■ What the exercise asks ■
Please set down all the lines beneath this one exactly, without the pictures.

■ Dataset rows ■
## Begin

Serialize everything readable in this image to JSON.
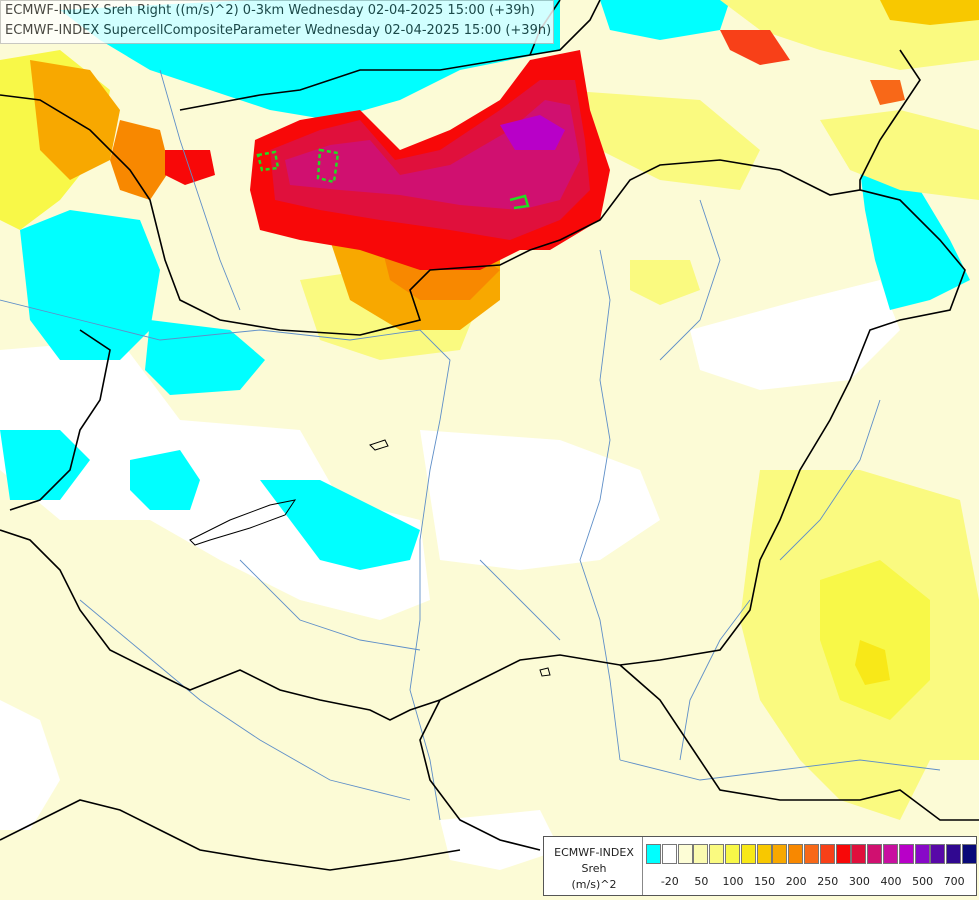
{
  "header": {
    "line1": "ECMWF-INDEX Sreh Right ((m/s)^2) 0-3km Wednesday 02-04-2025 15:00 (+39h)",
    "line2": "ECMWF-INDEX SupercellCompositeParameter Wednesday 02-04-2025 15:00 (+39h)"
  },
  "legend": {
    "source": "ECMWF-INDEX",
    "param": "Sreh",
    "unit": "(m/s)^2",
    "swatch_colors": [
      "#00ffff",
      "#ffffff",
      "#fdfdd6",
      "#fbfbb0",
      "#fafa80",
      "#f8f848",
      "#f8e818",
      "#f8c800",
      "#f8a800",
      "#f88800",
      "#f86818",
      "#f84018",
      "#f80808",
      "#e0103c",
      "#d01070",
      "#c810a0",
      "#b800c8",
      "#8808c8",
      "#5808a8",
      "#300890",
      "#080878"
    ],
    "ticks": [
      "-20",
      "50",
      "100",
      "150",
      "200",
      "250",
      "300",
      "400",
      "500",
      "700"
    ]
  }
}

## End

■ Complete response ■
Serialize everything readable in this image to JSON.
{
  "header": {
    "line1": "ECMWF-INDEX Sreh Right ((m/s)^2) 0-3km Wednesday 02-04-2025 15:00 (+39h)",
    "line2": "ECMWF-INDEX SupercellCompositeParameter Wednesday 02-04-2025 15:00 (+39h)"
  },
  "legend": {
    "source": "ECMWF-INDEX",
    "param": "Sreh",
    "unit": "(m/s)^2",
    "swatch_colors": [
      "#00ffff",
      "#ffffff",
      "#fdfdd6",
      "#fbfbb0",
      "#fafa80",
      "#f8f848",
      "#f8e818",
      "#f8c800",
      "#f8a800",
      "#f88800",
      "#f86818",
      "#f84018",
      "#f80808",
      "#e0103c",
      "#d01070",
      "#c810a0",
      "#b800c8",
      "#8808c8",
      "#5808a8",
      "#300890",
      "#080878"
    ],
    "ticks": [
      "-20",
      "50",
      "100",
      "150",
      "200",
      "250",
      "300",
      "400",
      "500",
      "700"
    ]
  }
}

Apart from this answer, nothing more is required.